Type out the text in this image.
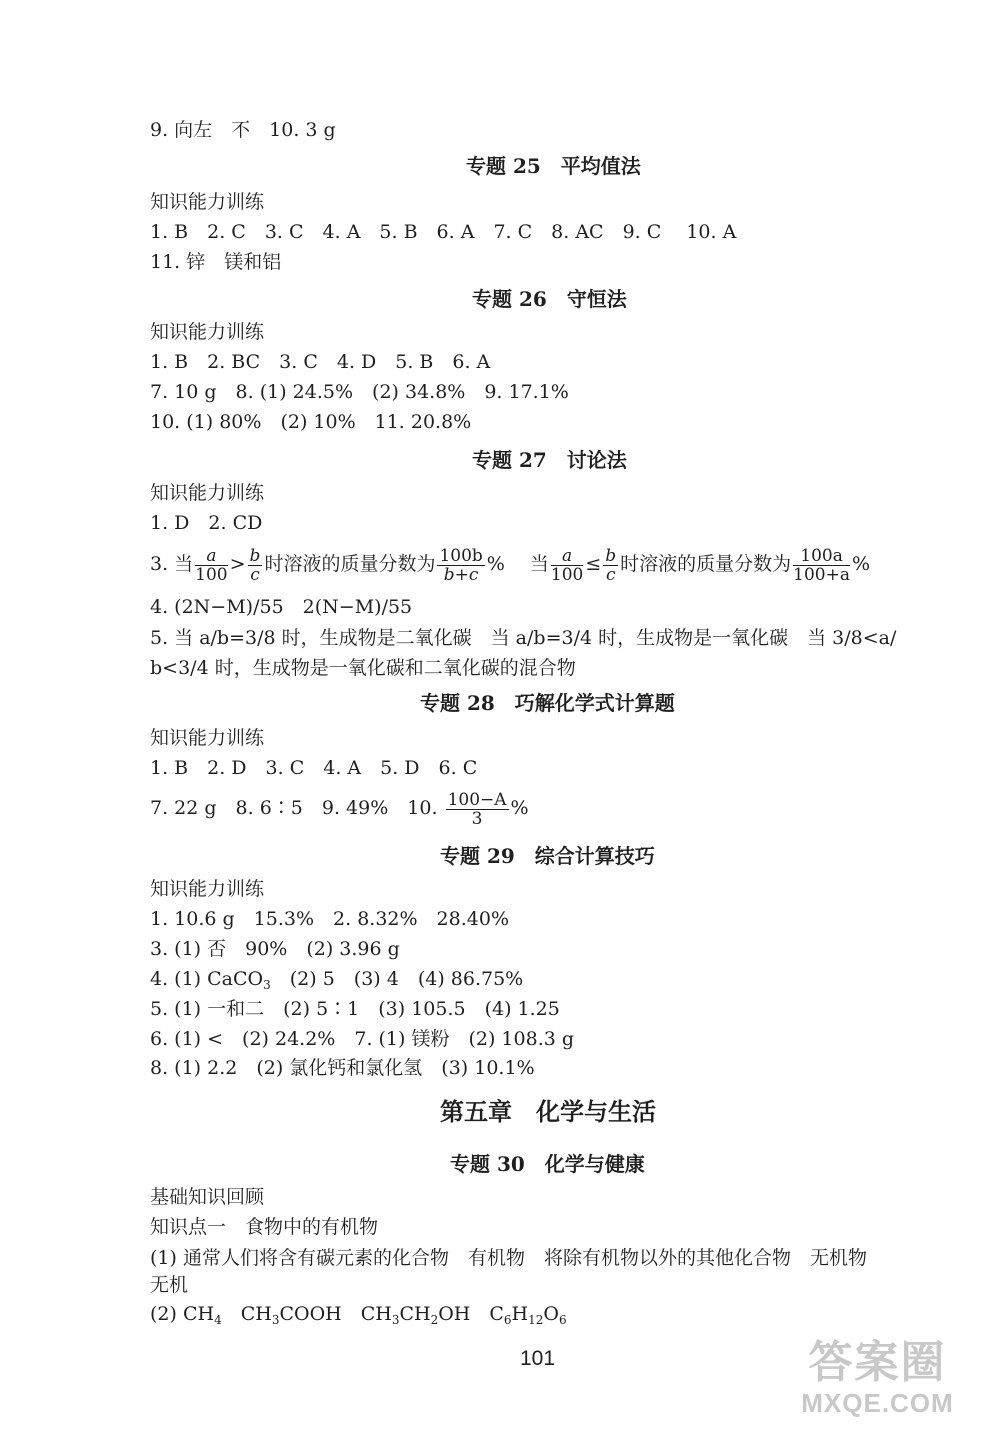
9. 向左　不　10. 3 g
专题 25　平均值法
知识能力训练
1. B　2. C　3. C　4. A　5. B　6. A　7. C　8. AC　9. C　 10. A
11. 锌　镁和铝
专题 26　守恒法
知识能力训练
1. B　2. BC　3. C　4. D　5. B　6. A
7. 10 g　8. (1) 24.5%　(2) 34.8%　9. 17.1%
10. (1) 80%　(2) 10%　11. 20.8%
专题 27　讨论法
知识能力训练
1. D　2. CD
3. 当 $\frac{a}{100} > \frac{b}{c}$ 时溶液的质量分数为 $\frac{100b}{b+c}$ %　 当 $\frac{a}{100} \le \frac{b}{c}$ 时溶液的质量分数为 $\frac{100a}{100+a}$ %
4. (2N−M)/55　2(N−M)/55
5. 当 a/b=3/8 时，生成物是二氧化碳　当 a/b=3/4 时，生成物是一氧化碳　当 3/8<a/
b<3/4 时，生成物是一氧化碳和二氧化碳的混合物
专题 28　巧解化学式计算题
知识能力训练
1. B　2. D　3. C　4. A　5. D　6. C
7. 22 g　8. 6∶5　9. 49%　10. $\frac{100-A}{3}$ %
专题 29　综合计算技巧
知识能力训练
1. 10.6 g　15.3%　2. 8.32%　28.40%
3. (1) 否　90%　(2) 3.96 g
4. (1) CaCO$_3$　(2) 5　(3) 4　(4) 86.75%
5. (1) 一和二　(2) 5∶1　(3) 105.5　(4) 1.25
6. (1) <　(2) 24.2%　7. (1) 镁粉　(2) 108.3 g
8. (1) 2.2　(2) 氯化钙和氯化氢　(3) 10.1%
第五章　化学与生活
专题 30　化学与健康
基础知识回顾
知识点一　食物中的有机物
(1) 通常人们将含有碳元素的化合物　有机物　将除有机物以外的其他化合物　无机物
无机
(2) $CH_4$　$CH_3COOH$　$CH_3CH_2OH$　$C_6H_{12}O_6$
101	答案圈
MXQE.COM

→ GIVEN PROBLEM
Nothing but the pictures may be dropped; output the records above exactly.

→ EXERCISE ANSWER
Type out the text in this image.
9. 向左　不　10. 3 g
专题 25　平均值法
知识能力训练
1. B　2. C　3. C　4. A　5. B　6. A　7. C　8. AC　9. C　 10. A
11. 锌　镁和铝
专题 26　守恒法
知识能力训练
1. B　2. BC　3. C　4. D　5. B　6. A
7. 10 g　8. (1) 24.5%　(2) 34.8%　9. 17.1%
10. (1) 80%　(2) 10%　11. 20.8%
专题 27　讨论法
知识能力训练
1. D　2. CD
3. 当 $\frac{a}{100} > \frac{b}{c}$ 时溶液的质量分数为 $\frac{100b}{b+c}$ %　 当 $\frac{a}{100} \le \frac{b}{c}$ 时溶液的质量分数为 $\frac{100a}{100+a}$ %
4. (2N−M)/55　2(N−M)/55
5. 当 a/b=3/8 时，生成物是二氧化碳　当 a/b=3/4 时，生成物是一氧化碳　当 3/8<a/
b<3/4 时，生成物是一氧化碳和二氧化碳的混合物
专题 28　巧解化学式计算题
知识能力训练
1. B　2. D　3. C　4. A　5. D　6. C
7. 22 g　8. 6∶5　9. 49%　10. $\frac{100-A}{3}$ %
专题 29　综合计算技巧
知识能力训练
1. 10.6 g　15.3%　2. 8.32%　28.40%
3. (1) 否　90%　(2) 3.96 g
4. (1) CaCO$_3$　(2) 5　(3) 4　(4) 86.75%
5. (1) 一和二　(2) 5∶1　(3) 105.5　(4) 1.25
6. (1) <　(2) 24.2%　7. (1) 镁粉　(2) 108.3 g
8. (1) 2.2　(2) 氯化钙和氯化氢　(3) 10.1%
第五章　化学与生活
专题 30　化学与健康
基础知识回顾
知识点一　食物中的有机物
(1) 通常人们将含有碳元素的化合物　有机物　将除有机物以外的其他化合物　无机物
无机
(2) $CH_4$　$CH_3COOH$　$CH_3CH_2OH$　$C_6H_{12}O_6$
101	答案圈
MXQE.COM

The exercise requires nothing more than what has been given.